(A run of records)
┌──

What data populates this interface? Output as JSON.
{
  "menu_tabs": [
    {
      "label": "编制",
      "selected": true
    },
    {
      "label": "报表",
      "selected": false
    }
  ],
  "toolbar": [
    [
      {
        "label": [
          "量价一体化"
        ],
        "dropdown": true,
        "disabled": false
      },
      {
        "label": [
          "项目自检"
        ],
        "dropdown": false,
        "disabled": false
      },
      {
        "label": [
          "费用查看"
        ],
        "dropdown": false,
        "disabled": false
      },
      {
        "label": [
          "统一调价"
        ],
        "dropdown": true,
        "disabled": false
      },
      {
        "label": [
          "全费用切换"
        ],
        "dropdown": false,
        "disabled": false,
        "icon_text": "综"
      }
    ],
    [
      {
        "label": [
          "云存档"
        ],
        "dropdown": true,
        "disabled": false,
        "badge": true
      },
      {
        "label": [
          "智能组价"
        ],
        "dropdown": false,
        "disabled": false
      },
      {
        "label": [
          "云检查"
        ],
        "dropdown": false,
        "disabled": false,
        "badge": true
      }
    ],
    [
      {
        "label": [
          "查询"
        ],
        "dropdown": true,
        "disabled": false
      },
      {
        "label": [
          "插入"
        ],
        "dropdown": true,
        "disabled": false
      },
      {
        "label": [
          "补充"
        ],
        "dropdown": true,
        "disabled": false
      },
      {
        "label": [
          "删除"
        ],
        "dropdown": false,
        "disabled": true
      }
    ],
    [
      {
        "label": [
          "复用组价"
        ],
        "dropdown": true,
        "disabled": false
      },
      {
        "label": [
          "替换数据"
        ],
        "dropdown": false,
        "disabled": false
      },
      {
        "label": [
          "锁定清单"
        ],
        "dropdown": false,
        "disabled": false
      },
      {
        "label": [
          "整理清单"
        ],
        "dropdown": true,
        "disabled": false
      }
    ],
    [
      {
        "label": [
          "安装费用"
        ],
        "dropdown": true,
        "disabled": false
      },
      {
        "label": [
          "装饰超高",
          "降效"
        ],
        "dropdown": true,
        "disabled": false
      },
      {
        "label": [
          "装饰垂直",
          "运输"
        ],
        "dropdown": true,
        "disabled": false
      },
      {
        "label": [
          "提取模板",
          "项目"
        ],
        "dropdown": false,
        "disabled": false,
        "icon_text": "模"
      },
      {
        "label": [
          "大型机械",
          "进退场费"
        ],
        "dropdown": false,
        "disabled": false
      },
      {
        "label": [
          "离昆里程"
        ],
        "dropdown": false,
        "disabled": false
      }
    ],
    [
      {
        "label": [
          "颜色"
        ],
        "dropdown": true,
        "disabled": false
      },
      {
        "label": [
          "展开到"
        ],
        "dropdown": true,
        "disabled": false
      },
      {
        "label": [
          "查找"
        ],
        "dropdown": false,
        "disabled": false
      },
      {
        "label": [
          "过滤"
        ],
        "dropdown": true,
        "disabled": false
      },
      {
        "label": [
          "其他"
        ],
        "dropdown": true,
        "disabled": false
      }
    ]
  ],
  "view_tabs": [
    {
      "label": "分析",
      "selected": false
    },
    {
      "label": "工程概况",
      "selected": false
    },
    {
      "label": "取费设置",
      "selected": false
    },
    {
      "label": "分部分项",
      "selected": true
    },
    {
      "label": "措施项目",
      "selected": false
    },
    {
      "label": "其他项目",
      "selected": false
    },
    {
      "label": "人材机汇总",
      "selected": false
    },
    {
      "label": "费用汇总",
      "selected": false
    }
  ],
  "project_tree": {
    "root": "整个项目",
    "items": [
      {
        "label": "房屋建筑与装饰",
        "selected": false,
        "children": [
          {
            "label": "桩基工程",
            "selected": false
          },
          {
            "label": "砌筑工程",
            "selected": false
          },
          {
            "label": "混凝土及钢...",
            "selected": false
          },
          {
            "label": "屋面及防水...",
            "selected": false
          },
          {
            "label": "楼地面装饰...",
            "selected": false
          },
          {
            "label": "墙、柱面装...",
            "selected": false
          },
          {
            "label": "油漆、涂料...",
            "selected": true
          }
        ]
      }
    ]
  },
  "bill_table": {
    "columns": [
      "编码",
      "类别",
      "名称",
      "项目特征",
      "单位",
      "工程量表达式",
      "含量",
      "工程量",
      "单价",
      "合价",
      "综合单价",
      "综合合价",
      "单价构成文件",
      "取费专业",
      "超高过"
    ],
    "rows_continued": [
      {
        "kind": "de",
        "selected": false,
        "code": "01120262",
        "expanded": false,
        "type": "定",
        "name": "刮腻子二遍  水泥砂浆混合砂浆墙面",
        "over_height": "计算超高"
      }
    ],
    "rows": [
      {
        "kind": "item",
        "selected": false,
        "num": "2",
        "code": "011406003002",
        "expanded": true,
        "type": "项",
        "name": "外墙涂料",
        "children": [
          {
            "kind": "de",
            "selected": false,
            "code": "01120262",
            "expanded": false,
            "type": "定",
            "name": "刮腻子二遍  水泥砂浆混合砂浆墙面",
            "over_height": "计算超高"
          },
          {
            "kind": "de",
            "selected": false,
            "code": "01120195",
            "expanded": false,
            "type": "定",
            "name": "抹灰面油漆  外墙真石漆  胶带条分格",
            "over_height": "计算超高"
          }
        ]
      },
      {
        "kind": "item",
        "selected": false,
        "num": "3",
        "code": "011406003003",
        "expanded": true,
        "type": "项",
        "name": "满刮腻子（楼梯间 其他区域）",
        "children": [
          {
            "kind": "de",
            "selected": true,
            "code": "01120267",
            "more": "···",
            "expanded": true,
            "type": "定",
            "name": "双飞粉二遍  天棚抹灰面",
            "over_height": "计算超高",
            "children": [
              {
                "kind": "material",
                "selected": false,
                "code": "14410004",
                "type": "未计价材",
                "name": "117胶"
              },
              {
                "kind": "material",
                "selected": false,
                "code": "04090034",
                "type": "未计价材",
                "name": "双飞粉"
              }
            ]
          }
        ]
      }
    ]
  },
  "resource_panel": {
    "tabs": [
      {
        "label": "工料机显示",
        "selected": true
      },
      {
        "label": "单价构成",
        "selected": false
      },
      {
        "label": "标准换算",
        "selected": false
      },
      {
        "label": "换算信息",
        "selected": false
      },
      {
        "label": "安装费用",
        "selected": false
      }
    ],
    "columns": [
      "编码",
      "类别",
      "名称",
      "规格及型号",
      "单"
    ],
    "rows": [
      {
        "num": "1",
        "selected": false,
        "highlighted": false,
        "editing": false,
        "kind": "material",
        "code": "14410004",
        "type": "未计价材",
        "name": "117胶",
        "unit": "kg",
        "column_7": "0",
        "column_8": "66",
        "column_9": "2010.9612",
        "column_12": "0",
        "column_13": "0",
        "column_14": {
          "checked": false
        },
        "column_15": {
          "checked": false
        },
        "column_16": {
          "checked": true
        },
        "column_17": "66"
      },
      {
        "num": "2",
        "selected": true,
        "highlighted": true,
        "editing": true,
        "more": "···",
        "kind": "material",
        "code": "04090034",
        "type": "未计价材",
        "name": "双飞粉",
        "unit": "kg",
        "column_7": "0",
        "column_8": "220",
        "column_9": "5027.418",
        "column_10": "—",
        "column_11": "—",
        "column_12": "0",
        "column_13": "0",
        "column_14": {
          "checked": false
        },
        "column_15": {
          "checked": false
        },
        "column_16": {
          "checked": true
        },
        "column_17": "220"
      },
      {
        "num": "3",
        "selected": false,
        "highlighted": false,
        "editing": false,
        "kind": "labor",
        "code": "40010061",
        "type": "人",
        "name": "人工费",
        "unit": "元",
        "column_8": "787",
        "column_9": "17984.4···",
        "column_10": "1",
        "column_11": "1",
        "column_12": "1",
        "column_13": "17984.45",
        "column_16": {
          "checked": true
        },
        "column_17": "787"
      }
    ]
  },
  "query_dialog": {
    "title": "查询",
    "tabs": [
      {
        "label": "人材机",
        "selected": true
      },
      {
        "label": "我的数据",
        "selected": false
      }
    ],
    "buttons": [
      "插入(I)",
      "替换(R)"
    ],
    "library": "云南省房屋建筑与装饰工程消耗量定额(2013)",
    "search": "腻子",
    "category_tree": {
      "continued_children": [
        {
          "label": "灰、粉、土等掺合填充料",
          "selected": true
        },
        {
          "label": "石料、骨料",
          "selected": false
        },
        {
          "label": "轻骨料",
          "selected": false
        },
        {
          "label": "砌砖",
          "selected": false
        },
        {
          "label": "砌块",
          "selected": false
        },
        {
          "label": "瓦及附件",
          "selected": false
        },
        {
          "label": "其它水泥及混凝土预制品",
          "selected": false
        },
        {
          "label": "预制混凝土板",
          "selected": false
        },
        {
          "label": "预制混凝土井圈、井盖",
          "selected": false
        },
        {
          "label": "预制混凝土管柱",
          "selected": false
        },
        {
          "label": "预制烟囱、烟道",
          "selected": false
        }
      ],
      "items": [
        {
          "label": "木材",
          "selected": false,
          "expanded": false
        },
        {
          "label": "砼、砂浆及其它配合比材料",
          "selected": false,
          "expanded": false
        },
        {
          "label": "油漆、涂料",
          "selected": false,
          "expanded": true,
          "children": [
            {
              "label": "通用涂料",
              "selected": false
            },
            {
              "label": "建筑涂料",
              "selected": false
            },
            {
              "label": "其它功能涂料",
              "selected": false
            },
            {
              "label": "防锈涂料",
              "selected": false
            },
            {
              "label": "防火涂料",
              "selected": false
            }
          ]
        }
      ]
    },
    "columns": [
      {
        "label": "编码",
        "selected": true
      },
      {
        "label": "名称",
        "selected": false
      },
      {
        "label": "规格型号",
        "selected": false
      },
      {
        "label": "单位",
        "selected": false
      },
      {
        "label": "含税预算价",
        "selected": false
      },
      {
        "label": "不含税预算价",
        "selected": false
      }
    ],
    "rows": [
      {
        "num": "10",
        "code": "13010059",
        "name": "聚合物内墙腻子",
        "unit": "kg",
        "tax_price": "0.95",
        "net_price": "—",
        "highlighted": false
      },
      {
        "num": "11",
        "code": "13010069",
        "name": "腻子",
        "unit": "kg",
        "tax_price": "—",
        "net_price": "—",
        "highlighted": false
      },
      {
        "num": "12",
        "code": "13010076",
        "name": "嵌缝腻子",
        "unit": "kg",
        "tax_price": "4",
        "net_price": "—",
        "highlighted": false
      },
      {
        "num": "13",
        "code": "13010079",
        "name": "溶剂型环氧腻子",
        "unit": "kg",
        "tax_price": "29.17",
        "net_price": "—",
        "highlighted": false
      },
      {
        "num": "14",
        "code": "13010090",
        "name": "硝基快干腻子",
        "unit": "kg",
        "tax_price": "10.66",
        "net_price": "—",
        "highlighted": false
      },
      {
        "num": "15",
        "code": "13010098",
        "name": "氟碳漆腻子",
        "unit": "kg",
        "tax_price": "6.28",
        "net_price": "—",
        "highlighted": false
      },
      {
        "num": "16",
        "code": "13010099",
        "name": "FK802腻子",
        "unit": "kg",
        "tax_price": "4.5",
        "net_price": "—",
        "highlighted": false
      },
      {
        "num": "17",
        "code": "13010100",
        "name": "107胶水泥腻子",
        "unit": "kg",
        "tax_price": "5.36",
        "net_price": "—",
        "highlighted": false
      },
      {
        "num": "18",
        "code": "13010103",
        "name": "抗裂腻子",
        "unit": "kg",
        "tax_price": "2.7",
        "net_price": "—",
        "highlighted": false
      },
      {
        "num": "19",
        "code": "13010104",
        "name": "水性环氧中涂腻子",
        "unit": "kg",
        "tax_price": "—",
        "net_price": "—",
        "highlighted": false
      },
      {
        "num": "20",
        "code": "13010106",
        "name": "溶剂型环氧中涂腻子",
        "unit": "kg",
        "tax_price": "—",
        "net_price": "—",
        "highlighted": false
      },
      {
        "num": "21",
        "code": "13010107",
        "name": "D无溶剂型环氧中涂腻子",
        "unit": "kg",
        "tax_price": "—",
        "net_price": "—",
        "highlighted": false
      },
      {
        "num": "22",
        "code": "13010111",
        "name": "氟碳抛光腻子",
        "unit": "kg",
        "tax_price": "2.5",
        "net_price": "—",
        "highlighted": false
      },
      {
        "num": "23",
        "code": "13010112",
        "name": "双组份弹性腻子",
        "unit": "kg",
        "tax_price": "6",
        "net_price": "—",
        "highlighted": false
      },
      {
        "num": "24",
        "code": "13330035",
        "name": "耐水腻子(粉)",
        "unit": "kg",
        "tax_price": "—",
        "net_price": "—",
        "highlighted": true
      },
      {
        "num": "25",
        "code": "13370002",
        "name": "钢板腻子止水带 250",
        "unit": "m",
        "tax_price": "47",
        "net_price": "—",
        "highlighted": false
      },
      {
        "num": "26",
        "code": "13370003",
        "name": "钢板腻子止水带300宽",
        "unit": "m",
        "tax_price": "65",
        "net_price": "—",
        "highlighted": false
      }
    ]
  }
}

└──

WHAT YOU HAVE TO DO: Tally up the lines in the preceding listing that contain the string "计算超高". Respond with the number and nothing else.

TASK RESULT: 4